Instructions for the task - From the forum post below, list each person or group the writer names when apologizing for being absent.

- Messages
- 389
- OOC First Name
- Amy
- Wand
- Holly/Ebony Wand 12 1/2 Essence of Griffin Feather
Hello all. I know I have been MIA for quite awhile, and not too long after joining the site, which I know looks pretty bad
First of all, I want to say I am sincerely and deeply sorry to all the people I was RP-ing with and seemingly abandoned. Especially Payal, Kate, and the Gryffindor Quidditch team. I wish I had made it on here sooner to let you all know that I would be absent for awhile and why but I just didn't know what to say, and for that, I am again sorry. Below is an explanation, I put it in that drop box because I didn't know if it broke with any site rules or anything....
I finally feel a bit like my old self, and would love to return to writing and to this site. I have missed it dearly during my time away even though I had only just begun to really become a part of the HNZ family. Every one of you add something special and I have missed you though I don't know you well yet. I sincerely hope that I can come back and pick up where I left off. Again I am sorry that this explanation comes so late.

Recorded data -

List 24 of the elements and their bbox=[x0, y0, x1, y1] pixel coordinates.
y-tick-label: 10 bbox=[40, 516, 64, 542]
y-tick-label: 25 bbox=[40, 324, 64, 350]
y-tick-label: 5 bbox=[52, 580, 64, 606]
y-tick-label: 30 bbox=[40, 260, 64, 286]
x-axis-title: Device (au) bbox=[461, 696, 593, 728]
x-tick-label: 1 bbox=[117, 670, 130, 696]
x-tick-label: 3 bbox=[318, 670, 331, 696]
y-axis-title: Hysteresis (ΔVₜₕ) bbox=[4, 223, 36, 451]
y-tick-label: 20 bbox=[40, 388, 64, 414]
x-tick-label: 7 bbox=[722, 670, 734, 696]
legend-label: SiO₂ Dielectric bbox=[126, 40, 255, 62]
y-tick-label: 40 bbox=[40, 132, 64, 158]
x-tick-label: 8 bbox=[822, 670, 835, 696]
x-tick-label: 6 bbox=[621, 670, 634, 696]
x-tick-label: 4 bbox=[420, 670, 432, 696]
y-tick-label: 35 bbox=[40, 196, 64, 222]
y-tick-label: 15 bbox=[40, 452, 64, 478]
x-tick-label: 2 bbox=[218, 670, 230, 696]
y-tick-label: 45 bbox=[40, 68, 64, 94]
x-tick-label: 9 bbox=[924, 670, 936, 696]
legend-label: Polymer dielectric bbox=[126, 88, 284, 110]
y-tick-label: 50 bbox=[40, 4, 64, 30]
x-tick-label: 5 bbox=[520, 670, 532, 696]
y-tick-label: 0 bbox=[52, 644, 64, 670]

Answer -
Payal
Kate
the Gryffindor Quidditch team